>> START Given records

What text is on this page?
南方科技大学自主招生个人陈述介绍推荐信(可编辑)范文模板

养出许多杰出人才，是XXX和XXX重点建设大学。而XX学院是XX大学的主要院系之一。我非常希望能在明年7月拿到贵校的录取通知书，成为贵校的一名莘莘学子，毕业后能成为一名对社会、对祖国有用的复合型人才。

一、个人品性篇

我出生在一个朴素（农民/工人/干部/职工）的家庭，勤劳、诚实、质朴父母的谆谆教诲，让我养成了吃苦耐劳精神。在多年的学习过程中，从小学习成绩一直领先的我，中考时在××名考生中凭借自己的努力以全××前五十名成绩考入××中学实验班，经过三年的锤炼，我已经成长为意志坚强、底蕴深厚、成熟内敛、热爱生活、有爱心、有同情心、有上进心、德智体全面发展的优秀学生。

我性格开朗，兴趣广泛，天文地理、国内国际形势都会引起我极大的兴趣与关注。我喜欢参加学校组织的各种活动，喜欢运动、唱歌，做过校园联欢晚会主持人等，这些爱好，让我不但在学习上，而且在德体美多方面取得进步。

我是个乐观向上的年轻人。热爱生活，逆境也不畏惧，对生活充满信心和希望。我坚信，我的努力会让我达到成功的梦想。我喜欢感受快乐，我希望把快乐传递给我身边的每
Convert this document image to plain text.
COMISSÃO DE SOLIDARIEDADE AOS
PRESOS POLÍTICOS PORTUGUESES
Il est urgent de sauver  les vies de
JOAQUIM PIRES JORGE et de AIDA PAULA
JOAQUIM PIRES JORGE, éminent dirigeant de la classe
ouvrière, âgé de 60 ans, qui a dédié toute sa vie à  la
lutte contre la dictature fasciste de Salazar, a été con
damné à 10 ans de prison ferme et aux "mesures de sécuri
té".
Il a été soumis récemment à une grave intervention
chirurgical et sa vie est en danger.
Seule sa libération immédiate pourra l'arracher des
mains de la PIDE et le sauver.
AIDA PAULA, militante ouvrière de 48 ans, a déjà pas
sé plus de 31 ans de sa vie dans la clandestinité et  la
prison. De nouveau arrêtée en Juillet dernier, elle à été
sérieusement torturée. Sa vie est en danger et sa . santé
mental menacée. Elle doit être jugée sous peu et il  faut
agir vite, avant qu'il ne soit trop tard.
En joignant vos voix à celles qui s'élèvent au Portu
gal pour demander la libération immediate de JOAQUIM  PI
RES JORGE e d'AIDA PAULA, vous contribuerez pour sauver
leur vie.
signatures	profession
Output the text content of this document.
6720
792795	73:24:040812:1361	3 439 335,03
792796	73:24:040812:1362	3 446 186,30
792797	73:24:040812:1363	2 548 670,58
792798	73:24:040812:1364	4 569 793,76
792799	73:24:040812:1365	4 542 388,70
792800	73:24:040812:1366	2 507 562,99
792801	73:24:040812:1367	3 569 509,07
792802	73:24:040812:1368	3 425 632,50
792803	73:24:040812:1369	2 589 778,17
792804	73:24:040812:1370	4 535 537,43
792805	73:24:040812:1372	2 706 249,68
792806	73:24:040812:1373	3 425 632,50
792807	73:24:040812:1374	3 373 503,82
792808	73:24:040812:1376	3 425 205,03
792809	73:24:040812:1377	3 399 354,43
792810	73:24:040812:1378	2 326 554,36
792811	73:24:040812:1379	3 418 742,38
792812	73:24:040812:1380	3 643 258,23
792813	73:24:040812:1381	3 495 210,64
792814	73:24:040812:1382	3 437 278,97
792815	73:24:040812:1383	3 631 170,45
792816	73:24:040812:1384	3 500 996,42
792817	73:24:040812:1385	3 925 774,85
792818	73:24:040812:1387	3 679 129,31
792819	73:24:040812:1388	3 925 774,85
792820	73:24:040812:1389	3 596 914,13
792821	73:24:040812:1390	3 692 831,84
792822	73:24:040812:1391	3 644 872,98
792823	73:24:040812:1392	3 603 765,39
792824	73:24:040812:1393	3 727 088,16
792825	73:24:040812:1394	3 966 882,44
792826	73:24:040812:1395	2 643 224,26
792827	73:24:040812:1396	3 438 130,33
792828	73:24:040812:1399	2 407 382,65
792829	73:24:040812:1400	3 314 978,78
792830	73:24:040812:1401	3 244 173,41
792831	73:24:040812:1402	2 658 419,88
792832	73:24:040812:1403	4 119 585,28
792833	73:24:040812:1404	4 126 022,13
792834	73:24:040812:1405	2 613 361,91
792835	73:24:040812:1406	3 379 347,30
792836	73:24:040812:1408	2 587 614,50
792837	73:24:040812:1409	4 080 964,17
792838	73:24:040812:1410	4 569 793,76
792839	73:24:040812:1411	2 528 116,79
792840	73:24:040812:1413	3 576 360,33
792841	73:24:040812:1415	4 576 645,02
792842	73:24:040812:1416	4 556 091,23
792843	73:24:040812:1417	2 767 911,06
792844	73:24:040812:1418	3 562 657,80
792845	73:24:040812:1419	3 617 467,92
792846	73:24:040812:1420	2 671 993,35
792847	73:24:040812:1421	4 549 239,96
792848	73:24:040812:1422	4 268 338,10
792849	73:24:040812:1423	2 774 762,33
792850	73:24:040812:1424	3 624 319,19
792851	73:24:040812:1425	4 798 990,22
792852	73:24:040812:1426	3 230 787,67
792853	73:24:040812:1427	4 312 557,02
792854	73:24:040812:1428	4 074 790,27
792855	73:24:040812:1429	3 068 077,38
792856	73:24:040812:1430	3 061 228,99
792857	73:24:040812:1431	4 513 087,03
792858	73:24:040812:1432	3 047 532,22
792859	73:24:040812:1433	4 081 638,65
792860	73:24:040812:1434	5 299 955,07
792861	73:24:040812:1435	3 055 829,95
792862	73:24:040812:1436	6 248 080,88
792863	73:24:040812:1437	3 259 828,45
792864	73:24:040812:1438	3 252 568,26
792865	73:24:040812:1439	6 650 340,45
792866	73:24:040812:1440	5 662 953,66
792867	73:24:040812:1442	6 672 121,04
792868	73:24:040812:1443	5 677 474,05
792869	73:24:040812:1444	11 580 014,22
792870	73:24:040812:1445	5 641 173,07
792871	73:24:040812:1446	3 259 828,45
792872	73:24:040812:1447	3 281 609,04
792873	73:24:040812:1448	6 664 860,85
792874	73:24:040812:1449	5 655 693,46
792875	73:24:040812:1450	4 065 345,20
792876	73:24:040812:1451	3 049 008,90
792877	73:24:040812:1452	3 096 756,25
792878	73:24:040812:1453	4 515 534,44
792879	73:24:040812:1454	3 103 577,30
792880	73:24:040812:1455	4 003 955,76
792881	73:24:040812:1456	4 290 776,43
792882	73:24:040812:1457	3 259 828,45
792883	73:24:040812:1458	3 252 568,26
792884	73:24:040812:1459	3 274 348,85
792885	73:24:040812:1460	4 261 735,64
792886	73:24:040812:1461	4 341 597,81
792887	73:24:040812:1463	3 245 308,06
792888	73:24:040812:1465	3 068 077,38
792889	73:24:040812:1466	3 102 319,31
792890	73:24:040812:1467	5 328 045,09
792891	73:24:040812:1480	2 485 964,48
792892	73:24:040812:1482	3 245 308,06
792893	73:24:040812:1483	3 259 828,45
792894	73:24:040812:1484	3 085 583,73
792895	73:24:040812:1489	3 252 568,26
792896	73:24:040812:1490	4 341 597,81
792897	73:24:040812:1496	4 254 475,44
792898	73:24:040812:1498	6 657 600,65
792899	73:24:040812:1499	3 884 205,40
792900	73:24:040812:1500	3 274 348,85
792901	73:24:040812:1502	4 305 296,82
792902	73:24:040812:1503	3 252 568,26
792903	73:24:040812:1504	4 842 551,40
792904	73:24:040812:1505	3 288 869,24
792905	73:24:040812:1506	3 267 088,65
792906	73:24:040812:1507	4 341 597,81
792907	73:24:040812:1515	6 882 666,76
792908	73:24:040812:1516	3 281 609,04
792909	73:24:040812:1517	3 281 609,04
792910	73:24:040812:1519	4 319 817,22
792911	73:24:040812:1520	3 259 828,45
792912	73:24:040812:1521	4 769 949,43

>> END Given records

Return each line of the listing that holds the string "libération".

Complete answer:
Seule sa libération immédiate pourra l'arracher des
gal pour demander la libération immediate de JOAQUIM  PI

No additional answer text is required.